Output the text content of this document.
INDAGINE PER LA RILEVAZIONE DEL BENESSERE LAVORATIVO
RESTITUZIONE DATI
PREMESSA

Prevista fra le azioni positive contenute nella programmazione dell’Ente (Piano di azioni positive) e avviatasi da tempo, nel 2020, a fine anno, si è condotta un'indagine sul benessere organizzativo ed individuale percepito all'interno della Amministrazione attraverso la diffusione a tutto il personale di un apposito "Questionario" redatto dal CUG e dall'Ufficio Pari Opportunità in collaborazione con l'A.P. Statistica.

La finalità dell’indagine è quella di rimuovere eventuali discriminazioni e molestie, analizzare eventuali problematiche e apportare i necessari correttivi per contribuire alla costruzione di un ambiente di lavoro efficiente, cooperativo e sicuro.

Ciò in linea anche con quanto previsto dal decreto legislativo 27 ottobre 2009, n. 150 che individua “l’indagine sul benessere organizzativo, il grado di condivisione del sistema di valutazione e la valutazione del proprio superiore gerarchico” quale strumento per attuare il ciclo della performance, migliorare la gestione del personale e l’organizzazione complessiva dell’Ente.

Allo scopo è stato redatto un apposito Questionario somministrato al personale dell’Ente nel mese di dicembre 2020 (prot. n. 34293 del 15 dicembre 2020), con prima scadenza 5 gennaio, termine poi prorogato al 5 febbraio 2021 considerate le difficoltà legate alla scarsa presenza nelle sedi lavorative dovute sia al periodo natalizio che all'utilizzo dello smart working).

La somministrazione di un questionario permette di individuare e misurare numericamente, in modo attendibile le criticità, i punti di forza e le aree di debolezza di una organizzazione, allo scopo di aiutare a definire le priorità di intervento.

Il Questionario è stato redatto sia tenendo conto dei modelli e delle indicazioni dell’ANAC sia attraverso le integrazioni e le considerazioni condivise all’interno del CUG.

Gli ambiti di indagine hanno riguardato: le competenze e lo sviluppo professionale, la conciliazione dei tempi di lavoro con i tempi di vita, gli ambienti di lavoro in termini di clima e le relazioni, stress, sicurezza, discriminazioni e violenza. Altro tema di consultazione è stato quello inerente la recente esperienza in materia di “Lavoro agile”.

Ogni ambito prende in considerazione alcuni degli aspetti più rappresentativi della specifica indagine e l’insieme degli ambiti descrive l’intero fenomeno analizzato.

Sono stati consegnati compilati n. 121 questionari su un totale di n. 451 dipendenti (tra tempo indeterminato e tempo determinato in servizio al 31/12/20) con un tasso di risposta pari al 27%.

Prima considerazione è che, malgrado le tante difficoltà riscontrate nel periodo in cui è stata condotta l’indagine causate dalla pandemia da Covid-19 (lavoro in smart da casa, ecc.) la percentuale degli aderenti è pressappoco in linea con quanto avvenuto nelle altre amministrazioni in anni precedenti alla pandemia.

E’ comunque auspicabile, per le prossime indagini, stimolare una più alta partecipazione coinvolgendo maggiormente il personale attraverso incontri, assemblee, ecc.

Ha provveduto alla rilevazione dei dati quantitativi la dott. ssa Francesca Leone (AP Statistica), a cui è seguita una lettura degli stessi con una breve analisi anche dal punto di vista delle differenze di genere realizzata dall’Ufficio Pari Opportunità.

========================================

▶ PROBLEM TO WORK ON
Output the full listing without altering anything.

▶ COMPLETE RESPONSE
Output the text content of this document.
INDAGINE PER LA RILEVAZIONE DEL BENESSERE LAVORATIVO
RESTITUZIONE DATI
PREMESSA

Prevista fra le azioni positive contenute nella programmazione dell’Ente (Piano di azioni positive) e avviatasi da tempo, nel 2020, a fine anno, si è condotta un'indagine sul benessere organizzativo ed individuale percepito all'interno della Amministrazione attraverso la diffusione a tutto il personale di un apposito "Questionario" redatto dal CUG e dall'Ufficio Pari Opportunità in collaborazione con l'A.P. Statistica.

La finalità dell’indagine è quella di rimuovere eventuali discriminazioni e molestie, analizzare eventuali problematiche e apportare i necessari correttivi per contribuire alla costruzione di un ambiente di lavoro efficiente, cooperativo e sicuro.

Ciò in linea anche con quanto previsto dal decreto legislativo 27 ottobre 2009, n. 150 che individua “l’indagine sul benessere organizzativo, il grado di condivisione del sistema di valutazione e la valutazione del proprio superiore gerarchico” quale strumento per attuare il ciclo della performance, migliorare la gestione del personale e l’organizzazione complessiva dell’Ente.

Allo scopo è stato redatto un apposito Questionario somministrato al personale dell’Ente nel mese di dicembre 2020 (prot. n. 34293 del 15 dicembre 2020), con prima scadenza 5 gennaio, termine poi prorogato al 5 febbraio 2021 considerate le difficoltà legate alla scarsa presenza nelle sedi lavorative dovute sia al periodo natalizio che all'utilizzo dello smart working).

La somministrazione di un questionario permette di individuare e misurare numericamente, in modo attendibile le criticità, i punti di forza e le aree di debolezza di una organizzazione, allo scopo di aiutare a definire le priorità di intervento.

Il Questionario è stato redatto sia tenendo conto dei modelli e delle indicazioni dell’ANAC sia attraverso le integrazioni e le considerazioni condivise all’interno del CUG.

Gli ambiti di indagine hanno riguardato: le competenze e lo sviluppo professionale, la conciliazione dei tempi di lavoro con i tempi di vita, gli ambienti di lavoro in termini di clima e le relazioni, stress, sicurezza, discriminazioni e violenza. Altro tema di consultazione è stato quello inerente la recente esperienza in materia di “Lavoro agile”.

Ogni ambito prende in considerazione alcuni degli aspetti più rappresentativi della specifica indagine e l’insieme degli ambiti descrive l’intero fenomeno analizzato.

Sono stati consegnati compilati n. 121 questionari su un totale di n. 451 dipendenti (tra tempo indeterminato e tempo determinato in servizio al 31/12/20) con un tasso di risposta pari al 27%.

Prima considerazione è che, malgrado le tante difficoltà riscontrate nel periodo in cui è stata condotta l’indagine causate dalla pandemia da Covid-19 (lavoro in smart da casa, ecc.) la percentuale degli aderenti è pressappoco in linea con quanto avvenuto nelle altre amministrazioni in anni precedenti alla pandemia.

E’ comunque auspicabile, per le prossime indagini, stimolare una più alta partecipazione coinvolgendo maggiormente il personale attraverso incontri, assemblee, ecc.

Ha provveduto alla rilevazione dei dati quantitativi la dott. ssa Francesca Leone (AP Statistica), a cui è seguita una lettura degli stessi con una breve analisi anche dal punto di vista delle differenze di genere realizzata dall’Ufficio Pari Opportunità.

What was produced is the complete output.